# Records shown
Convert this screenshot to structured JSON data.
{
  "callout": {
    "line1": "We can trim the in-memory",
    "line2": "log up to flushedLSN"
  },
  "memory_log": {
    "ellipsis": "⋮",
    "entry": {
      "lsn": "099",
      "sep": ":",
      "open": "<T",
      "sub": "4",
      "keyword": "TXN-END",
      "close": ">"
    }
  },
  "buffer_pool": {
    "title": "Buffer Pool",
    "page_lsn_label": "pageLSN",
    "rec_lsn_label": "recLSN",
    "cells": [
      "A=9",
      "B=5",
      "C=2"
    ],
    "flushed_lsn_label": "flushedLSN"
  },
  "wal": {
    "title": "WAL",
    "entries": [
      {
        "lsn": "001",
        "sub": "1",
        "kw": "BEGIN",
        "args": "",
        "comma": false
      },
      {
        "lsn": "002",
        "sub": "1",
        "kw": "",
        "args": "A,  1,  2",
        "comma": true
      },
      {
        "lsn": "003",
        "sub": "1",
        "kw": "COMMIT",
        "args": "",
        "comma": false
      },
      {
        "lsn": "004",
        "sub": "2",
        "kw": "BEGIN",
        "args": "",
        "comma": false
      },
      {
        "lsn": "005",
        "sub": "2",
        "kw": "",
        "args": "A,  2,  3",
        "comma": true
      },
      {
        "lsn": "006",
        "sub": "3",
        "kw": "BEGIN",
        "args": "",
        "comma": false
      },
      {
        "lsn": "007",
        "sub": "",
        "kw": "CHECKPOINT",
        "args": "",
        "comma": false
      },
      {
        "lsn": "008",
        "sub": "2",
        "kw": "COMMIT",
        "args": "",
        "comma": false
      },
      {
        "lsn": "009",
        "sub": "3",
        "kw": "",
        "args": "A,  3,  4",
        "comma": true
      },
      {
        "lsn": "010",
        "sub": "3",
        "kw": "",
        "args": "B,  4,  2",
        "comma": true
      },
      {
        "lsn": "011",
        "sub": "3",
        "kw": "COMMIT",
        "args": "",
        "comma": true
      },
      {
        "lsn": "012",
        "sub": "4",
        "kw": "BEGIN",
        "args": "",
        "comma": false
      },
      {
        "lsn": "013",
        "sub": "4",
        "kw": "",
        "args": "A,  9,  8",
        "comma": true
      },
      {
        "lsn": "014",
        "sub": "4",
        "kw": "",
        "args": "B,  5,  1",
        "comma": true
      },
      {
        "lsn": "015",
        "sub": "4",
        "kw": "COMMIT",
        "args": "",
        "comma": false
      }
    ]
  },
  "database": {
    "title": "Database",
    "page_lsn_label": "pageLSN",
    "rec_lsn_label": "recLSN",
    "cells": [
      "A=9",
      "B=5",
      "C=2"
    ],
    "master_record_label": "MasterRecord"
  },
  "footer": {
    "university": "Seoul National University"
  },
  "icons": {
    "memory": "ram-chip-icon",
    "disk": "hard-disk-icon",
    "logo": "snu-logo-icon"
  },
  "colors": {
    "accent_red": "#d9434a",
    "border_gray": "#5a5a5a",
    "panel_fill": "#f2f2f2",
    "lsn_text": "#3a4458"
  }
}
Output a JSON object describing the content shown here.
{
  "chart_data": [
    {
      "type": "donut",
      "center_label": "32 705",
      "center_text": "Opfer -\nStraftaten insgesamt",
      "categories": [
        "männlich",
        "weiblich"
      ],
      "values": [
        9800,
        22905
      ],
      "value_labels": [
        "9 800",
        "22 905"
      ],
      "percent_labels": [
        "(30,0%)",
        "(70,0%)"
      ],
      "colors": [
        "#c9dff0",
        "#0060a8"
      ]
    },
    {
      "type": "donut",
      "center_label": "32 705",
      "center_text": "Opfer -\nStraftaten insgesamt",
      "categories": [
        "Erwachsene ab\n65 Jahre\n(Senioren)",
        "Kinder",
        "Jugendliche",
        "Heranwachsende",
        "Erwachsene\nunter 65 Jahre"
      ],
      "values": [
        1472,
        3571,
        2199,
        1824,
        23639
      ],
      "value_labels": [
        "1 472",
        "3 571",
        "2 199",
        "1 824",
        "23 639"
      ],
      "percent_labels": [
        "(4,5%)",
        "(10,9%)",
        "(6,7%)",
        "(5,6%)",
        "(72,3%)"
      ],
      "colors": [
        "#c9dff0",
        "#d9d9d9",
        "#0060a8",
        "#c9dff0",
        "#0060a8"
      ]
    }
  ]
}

# Instruction
Repeat the records above exactly as they appear.

# Answer in full
Convert this screenshot to structured JSON data.
{
  "callout": {
    "line1": "We can trim the in-memory",
    "line2": "log up to flushedLSN"
  },
  "memory_log": {
    "ellipsis": "⋮",
    "entry": {
      "lsn": "099",
      "sep": ":",
      "open": "<T",
      "sub": "4",
      "keyword": "TXN-END",
      "close": ">"
    }
  },
  "buffer_pool": {
    "title": "Buffer Pool",
    "page_lsn_label": "pageLSN",
    "rec_lsn_label": "recLSN",
    "cells": [
      "A=9",
      "B=5",
      "C=2"
    ],
    "flushed_lsn_label": "flushedLSN"
  },
  "wal": {
    "title": "WAL",
    "entries": [
      {
        "lsn": "001",
        "sub": "1",
        "kw": "BEGIN",
        "args": "",
        "comma": false
      },
      {
        "lsn": "002",
        "sub": "1",
        "kw": "",
        "args": "A,  1,  2",
        "comma": true
      },
      {
        "lsn": "003",
        "sub": "1",
        "kw": "COMMIT",
        "args": "",
        "comma": false
      },
      {
        "lsn": "004",
        "sub": "2",
        "kw": "BEGIN",
        "args": "",
        "comma": false
      },
      {
        "lsn": "005",
        "sub": "2",
        "kw": "",
        "args": "A,  2,  3",
        "comma": true
      },
      {
        "lsn": "006",
        "sub": "3",
        "kw": "BEGIN",
        "args": "",
        "comma": false
      },
      {
        "lsn": "007",
        "sub": "",
        "kw": "CHECKPOINT",
        "args": "",
        "comma": false
      },
      {
        "lsn": "008",
        "sub": "2",
        "kw": "COMMIT",
        "args": "",
        "comma": false
      },
      {
        "lsn": "009",
        "sub": "3",
        "kw": "",
        "args": "A,  3,  4",
        "comma": true
      },
      {
        "lsn": "010",
        "sub": "3",
        "kw": "",
        "args": "B,  4,  2",
        "comma": true
      },
      {
        "lsn": "011",
        "sub": "3",
        "kw": "COMMIT",
        "args": "",
        "comma": true
      },
      {
        "lsn": "012",
        "sub": "4",
        "kw": "BEGIN",
        "args": "",
        "comma": false
      },
      {
        "lsn": "013",
        "sub": "4",
        "kw": "",
        "args": "A,  9,  8",
        "comma": true
      },
      {
        "lsn": "014",
        "sub": "4",
        "kw": "",
        "args": "B,  5,  1",
        "comma": true
      },
      {
        "lsn": "015",
        "sub": "4",
        "kw": "COMMIT",
        "args": "",
        "comma": false
      }
    ]
  },
  "database": {
    "title": "Database",
    "page_lsn_label": "pageLSN",
    "rec_lsn_label": "recLSN",
    "cells": [
      "A=9",
      "B=5",
      "C=2"
    ],
    "master_record_label": "MasterRecord"
  },
  "footer": {
    "university": "Seoul National University"
  },
  "icons": {
    "memory": "ram-chip-icon",
    "disk": "hard-disk-icon",
    "logo": "snu-logo-icon"
  },
  "colors": {
    "accent_red": "#d9434a",
    "border_gray": "#5a5a5a",
    "panel_fill": "#f2f2f2",
    "lsn_text": "#3a4458"
  }
}
Output a JSON object describing the content shown here.
{
  "chart_data": [
    {
      "type": "donut",
      "center_label": "32 705",
      "center_text": "Opfer -\nStraftaten insgesamt",
      "categories": [
        "männlich",
        "weiblich"
      ],
      "values": [
        9800,
        22905
      ],
      "value_labels": [
        "9 800",
        "22 905"
      ],
      "percent_labels": [
        "(30,0%)",
        "(70,0%)"
      ],
      "colors": [
        "#c9dff0",
        "#0060a8"
      ]
    },
    {
      "type": "donut",
      "center_label": "32 705",
      "center_text": "Opfer -\nStraftaten insgesamt",
      "categories": [
        "Erwachsene ab\n65 Jahre\n(Senioren)",
        "Kinder",
        "Jugendliche",
        "Heranwachsende",
        "Erwachsene\nunter 65 Jahre"
      ],
      "values": [
        1472,
        3571,
        2199,
        1824,
        23639
      ],
      "value_labels": [
        "1 472",
        "3 571",
        "2 199",
        "1 824",
        "23 639"
      ],
      "percent_labels": [
        "(4,5%)",
        "(10,9%)",
        "(6,7%)",
        "(5,6%)",
        "(72,3%)"
      ],
      "colors": [
        "#c9dff0",
        "#d9d9d9",
        "#0060a8",
        "#c9dff0",
        "#0060a8"
      ]
    }
  ]
}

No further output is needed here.